TASK DETAILS → Repeat each entry in full, exactly.
-- Start STORED DATA --
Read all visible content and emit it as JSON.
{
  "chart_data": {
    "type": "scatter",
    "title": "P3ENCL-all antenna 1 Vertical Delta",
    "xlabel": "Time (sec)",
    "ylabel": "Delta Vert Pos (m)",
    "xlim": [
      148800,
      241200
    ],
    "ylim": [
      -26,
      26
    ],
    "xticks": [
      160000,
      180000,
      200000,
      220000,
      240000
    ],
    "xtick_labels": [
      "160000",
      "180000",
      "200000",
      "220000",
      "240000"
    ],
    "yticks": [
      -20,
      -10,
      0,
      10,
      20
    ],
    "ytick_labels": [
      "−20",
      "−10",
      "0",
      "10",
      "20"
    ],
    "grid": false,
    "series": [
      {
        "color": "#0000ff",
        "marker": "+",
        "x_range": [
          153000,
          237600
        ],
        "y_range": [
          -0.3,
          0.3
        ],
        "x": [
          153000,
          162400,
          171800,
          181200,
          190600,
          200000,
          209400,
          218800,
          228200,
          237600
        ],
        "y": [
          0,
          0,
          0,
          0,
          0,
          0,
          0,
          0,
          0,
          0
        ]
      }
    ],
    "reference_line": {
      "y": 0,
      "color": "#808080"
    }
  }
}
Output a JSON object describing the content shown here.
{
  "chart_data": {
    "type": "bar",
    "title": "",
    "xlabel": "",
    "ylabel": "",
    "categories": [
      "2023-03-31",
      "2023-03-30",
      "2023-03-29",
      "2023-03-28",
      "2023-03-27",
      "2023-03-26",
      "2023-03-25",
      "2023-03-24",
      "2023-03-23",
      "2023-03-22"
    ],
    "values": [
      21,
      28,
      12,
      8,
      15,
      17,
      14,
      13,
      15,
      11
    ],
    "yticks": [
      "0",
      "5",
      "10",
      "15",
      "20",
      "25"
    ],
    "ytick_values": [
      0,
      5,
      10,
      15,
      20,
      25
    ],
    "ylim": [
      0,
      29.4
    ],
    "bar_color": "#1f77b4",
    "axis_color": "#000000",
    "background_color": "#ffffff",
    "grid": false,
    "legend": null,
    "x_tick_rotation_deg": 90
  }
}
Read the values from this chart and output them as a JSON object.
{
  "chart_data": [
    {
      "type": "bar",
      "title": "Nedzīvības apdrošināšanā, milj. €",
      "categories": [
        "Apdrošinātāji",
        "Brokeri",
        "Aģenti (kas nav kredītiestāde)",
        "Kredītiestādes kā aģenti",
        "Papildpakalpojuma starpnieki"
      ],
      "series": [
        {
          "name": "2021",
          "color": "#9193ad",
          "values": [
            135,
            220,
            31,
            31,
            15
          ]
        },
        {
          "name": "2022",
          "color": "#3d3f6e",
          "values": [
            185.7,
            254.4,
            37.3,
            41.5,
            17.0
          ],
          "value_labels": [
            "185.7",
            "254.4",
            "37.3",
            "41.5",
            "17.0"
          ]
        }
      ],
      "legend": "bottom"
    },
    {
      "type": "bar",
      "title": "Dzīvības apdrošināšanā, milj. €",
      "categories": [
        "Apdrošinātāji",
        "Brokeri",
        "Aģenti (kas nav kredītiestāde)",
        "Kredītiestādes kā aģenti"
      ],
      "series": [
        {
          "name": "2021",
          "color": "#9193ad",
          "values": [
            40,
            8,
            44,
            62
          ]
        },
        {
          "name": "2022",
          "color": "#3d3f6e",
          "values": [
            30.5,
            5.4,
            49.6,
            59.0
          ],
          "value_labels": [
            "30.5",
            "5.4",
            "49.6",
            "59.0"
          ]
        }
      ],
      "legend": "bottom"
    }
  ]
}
-- End STORED DATA --
RESULT BELOW →
Read all visible content and emit it as JSON.
{
  "chart_data": {
    "type": "scatter",
    "title": "P3ENCL-all antenna 1 Vertical Delta",
    "xlabel": "Time (sec)",
    "ylabel": "Delta Vert Pos (m)",
    "xlim": [
      148800,
      241200
    ],
    "ylim": [
      -26,
      26
    ],
    "xticks": [
      160000,
      180000,
      200000,
      220000,
      240000
    ],
    "xtick_labels": [
      "160000",
      "180000",
      "200000",
      "220000",
      "240000"
    ],
    "yticks": [
      -20,
      -10,
      0,
      10,
      20
    ],
    "ytick_labels": [
      "−20",
      "−10",
      "0",
      "10",
      "20"
    ],
    "grid": false,
    "series": [
      {
        "color": "#0000ff",
        "marker": "+",
        "x_range": [
          153000,
          237600
        ],
        "y_range": [
          -0.3,
          0.3
        ],
        "x": [
          153000,
          162400,
          171800,
          181200,
          190600,
          200000,
          209400,
          218800,
          228200,
          237600
        ],
        "y": [
          0,
          0,
          0,
          0,
          0,
          0,
          0,
          0,
          0,
          0
        ]
      }
    ],
    "reference_line": {
      "y": 0,
      "color": "#808080"
    }
  }
}
Output a JSON object describing the content shown here.
{
  "chart_data": {
    "type": "bar",
    "title": "",
    "xlabel": "",
    "ylabel": "",
    "categories": [
      "2023-03-31",
      "2023-03-30",
      "2023-03-29",
      "2023-03-28",
      "2023-03-27",
      "2023-03-26",
      "2023-03-25",
      "2023-03-24",
      "2023-03-23",
      "2023-03-22"
    ],
    "values": [
      21,
      28,
      12,
      8,
      15,
      17,
      14,
      13,
      15,
      11
    ],
    "yticks": [
      "0",
      "5",
      "10",
      "15",
      "20",
      "25"
    ],
    "ytick_values": [
      0,
      5,
      10,
      15,
      20,
      25
    ],
    "ylim": [
      0,
      29.4
    ],
    "bar_color": "#1f77b4",
    "axis_color": "#000000",
    "background_color": "#ffffff",
    "grid": false,
    "legend": null,
    "x_tick_rotation_deg": 90
  }
}
Read the values from this chart and output them as a JSON object.
{
  "chart_data": [
    {
      "type": "bar",
      "title": "Nedzīvības apdrošināšanā, milj. €",
      "categories": [
        "Apdrošinātāji",
        "Brokeri",
        "Aģenti (kas nav kredītiestāde)",
        "Kredītiestādes kā aģenti",
        "Papildpakalpojuma starpnieki"
      ],
      "series": [
        {
          "name": "2021",
          "color": "#9193ad",
          "values": [
            135,
            220,
            31,
            31,
            15
          ]
        },
        {
          "name": "2022",
          "color": "#3d3f6e",
          "values": [
            185.7,
            254.4,
            37.3,
            41.5,
            17.0
          ],
          "value_labels": [
            "185.7",
            "254.4",
            "37.3",
            "41.5",
            "17.0"
          ]
        }
      ],
      "legend": "bottom"
    },
    {
      "type": "bar",
      "title": "Dzīvības apdrošināšanā, milj. €",
      "categories": [
        "Apdrošinātāji",
        "Brokeri",
        "Aģenti (kas nav kredītiestāde)",
        "Kredītiestādes kā aģenti"
      ],
      "series": [
        {
          "name": "2021",
          "color": "#9193ad",
          "values": [
            40,
            8,
            44,
            62
          ]
        },
        {
          "name": "2022",
          "color": "#3d3f6e",
          "values": [
            30.5,
            5.4,
            49.6,
            59.0
          ],
          "value_labels": [
            "30.5",
            "5.4",
            "49.6",
            "59.0"
          ]
        }
      ],
      "legend": "bottom"
    }
  ]
}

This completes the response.